One voyage is not enough for Tony Fyler.


Big Finish titled a recent trilogy of releases the ‘Locum Doctors’ sequence, because it paired established companions with the ‘wrong’ Doctors. But it’s an idea they’ve been toying with for a long while – and never more successfully than with the Sixth Doctor. He’s met Victoria Waterfield, Jamie McCrimon, Zoe Herriot and, arguably most successfully, those Victorian virtuosos of criminal confoundation, Professor George Litefoot and Henry Gordon Jago.

The two special releases, Voyage To Venus and Voyage To The New World, which team Old Sixie up with Jago and Litefoot, sit between Series 4 and 5 of the pair’s own adventures, and they couldn’t be more different from each other in tone, but they certainly deliver the idea that the Doctor and the two Victorians would be a good match in any incarnation, and that like his other franchise-building friends – Sarah-Jane, Captain Jack and Iris Wildthyme, Jago and Litefoot are more than capable of holding their own when faced with the broader universe than ‘ordinary’ Victorian London.

=== What you need to do ===
Proceed with the review of the Sixth Doctor's adventures with Jago and Litefoot, picking up after its final sentence. The rows that follow are taken from a separate source.

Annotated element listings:
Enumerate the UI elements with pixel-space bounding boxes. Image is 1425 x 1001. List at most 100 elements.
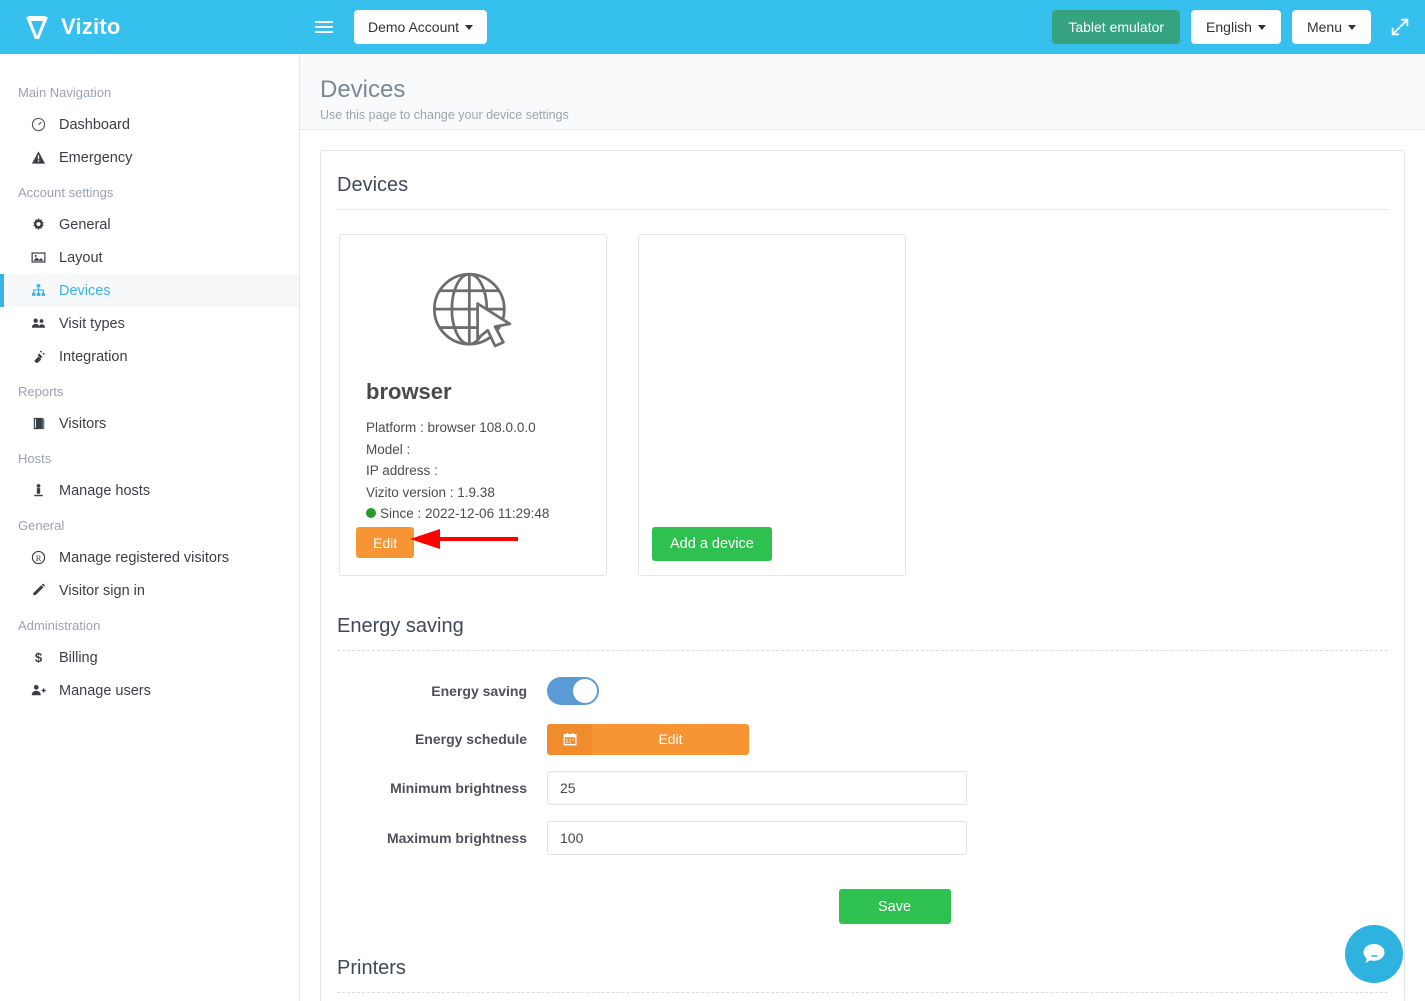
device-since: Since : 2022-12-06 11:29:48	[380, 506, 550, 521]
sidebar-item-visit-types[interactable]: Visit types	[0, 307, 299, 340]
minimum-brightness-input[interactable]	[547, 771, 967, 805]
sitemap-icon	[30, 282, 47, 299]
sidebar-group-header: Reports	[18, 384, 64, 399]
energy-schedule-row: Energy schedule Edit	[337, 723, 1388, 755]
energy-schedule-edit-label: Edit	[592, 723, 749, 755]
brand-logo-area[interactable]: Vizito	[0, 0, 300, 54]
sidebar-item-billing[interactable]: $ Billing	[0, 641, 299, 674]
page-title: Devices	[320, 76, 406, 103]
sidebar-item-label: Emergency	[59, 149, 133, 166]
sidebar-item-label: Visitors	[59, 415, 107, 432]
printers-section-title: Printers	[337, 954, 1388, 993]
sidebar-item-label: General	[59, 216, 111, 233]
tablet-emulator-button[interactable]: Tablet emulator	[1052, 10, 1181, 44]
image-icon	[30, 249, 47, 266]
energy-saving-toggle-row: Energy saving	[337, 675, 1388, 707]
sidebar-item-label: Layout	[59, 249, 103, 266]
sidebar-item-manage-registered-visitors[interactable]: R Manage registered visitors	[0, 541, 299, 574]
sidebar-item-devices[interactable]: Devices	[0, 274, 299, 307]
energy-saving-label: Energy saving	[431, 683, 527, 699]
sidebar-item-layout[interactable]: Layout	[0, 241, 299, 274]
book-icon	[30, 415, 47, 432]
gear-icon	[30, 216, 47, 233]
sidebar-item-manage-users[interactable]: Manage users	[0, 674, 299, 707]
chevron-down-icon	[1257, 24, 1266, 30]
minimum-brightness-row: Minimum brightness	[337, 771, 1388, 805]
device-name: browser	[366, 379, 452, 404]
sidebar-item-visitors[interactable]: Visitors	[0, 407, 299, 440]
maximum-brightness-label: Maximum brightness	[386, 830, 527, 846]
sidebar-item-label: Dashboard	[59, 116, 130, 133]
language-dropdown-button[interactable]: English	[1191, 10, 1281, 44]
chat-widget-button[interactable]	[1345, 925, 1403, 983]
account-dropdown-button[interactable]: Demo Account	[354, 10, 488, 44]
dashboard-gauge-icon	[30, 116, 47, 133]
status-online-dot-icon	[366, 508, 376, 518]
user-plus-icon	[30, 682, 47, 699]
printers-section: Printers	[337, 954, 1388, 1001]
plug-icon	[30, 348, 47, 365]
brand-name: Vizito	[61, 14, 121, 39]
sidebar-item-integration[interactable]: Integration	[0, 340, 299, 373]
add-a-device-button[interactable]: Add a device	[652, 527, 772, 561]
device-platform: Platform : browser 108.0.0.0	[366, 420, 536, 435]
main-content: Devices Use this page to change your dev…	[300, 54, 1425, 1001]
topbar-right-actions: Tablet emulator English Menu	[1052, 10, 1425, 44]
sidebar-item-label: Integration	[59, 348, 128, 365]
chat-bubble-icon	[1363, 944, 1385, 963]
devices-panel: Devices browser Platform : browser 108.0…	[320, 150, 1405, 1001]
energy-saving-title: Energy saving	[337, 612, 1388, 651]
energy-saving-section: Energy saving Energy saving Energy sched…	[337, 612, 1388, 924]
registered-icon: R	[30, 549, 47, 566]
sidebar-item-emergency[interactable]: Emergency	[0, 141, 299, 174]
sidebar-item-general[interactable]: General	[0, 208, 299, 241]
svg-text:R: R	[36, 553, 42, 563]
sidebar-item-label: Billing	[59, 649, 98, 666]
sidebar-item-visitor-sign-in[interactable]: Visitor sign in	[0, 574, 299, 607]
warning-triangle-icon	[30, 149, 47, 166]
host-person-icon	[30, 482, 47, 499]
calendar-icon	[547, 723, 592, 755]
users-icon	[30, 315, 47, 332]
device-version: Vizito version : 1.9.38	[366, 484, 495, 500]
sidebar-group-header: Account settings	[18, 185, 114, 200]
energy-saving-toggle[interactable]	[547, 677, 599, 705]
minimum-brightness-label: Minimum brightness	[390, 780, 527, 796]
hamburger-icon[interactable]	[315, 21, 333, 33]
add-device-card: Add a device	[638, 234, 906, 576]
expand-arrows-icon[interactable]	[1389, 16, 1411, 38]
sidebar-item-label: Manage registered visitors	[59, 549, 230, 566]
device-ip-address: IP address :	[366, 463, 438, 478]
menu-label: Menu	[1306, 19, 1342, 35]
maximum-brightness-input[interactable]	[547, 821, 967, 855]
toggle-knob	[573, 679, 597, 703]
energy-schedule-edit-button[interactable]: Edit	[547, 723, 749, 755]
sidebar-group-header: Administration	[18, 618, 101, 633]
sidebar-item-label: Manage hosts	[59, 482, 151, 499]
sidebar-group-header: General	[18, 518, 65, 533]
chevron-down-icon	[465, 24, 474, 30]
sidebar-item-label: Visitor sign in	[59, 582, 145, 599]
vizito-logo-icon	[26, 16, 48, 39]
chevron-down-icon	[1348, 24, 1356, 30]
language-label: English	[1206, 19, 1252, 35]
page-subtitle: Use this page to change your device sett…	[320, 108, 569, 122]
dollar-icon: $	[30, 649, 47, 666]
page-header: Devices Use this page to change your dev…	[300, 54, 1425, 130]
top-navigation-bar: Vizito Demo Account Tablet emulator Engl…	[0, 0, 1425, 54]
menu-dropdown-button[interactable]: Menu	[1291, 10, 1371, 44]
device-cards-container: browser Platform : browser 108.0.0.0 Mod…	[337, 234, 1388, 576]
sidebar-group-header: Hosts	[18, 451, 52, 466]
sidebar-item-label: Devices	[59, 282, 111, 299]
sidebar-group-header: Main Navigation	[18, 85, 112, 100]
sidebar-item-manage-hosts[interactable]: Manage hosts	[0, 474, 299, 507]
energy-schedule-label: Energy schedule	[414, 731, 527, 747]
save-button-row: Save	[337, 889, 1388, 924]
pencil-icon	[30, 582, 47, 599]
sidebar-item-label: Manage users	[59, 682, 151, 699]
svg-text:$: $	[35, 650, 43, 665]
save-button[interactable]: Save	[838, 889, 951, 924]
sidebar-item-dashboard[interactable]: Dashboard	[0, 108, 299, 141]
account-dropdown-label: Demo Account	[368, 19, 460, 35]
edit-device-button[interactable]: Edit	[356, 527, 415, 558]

=== Response to the task ===
Voyage To Venus wears all its influences about as proudly and boldy on its sleeve as the Sixth Doctor does his coat of warring colours. There’s Jules Verne, there’s HG Wells, there’s a bit of Edgar Rice Burroughs, a smidgen of Olaf Stapledon, and if you squint hard enough at the script, there’s even a bit of Douglas Adams in there. The story is a delicious mish-mash, and of the two, it’s by far the lighter and more fun. The Venusians (all of whom are women bar weak tiny mates the size of pomegranates) live in cloud-cities which belch out gases, and they’re investigating a spurt of new life on the surface of the planet when the three adventurers come calling. Venusian society is summed up economically in the person of three characters – Vulpina, the Empress, Felina, the soldier, and Ursina the scientist (a lovely touch of linguistic pretension in the naming conventions from writer Jonathan Morris there, given the story focuses on new species and life-forms). Litefoot and Jago each find a way to survive, using their particular personalities to get by in the wider universe, and ultimately both being crucial to the unraveling of what’s going on on Venus, and to stopping it. The plot has a beautiful circularity, covering hunting, planet-sharing, group vs individual minds, autocratic power, the scientific search for truth, and why it’s a bad idea to trust politicians, all while proving that everything you think at first is wrong, and between the Venusians and the Cytherians (no, no spoilers), there are some great touches, tying in to more than one mystery from the Jon Pertwee era. Vocally, there’s a slightly odd sense of knowing the cast here, because some of them sound incredibly like longstanding Who characters or actors – Charlie Norfolk as Ursina is vocally a dead ringer for Eleventh Doctor Christmas Special star Claire Skinner, while the ubiquitous Hugh Ross here turns in a performance as Vepaja of the Cytherians that get you wondering ‘Is that Michael Troughton?’ Overall, there’s a distinct Pertwee riff throughout the story, especially in terms of its central dilemma – the peaceful, or antagonistic, co-existence of two sentient species in the same environment.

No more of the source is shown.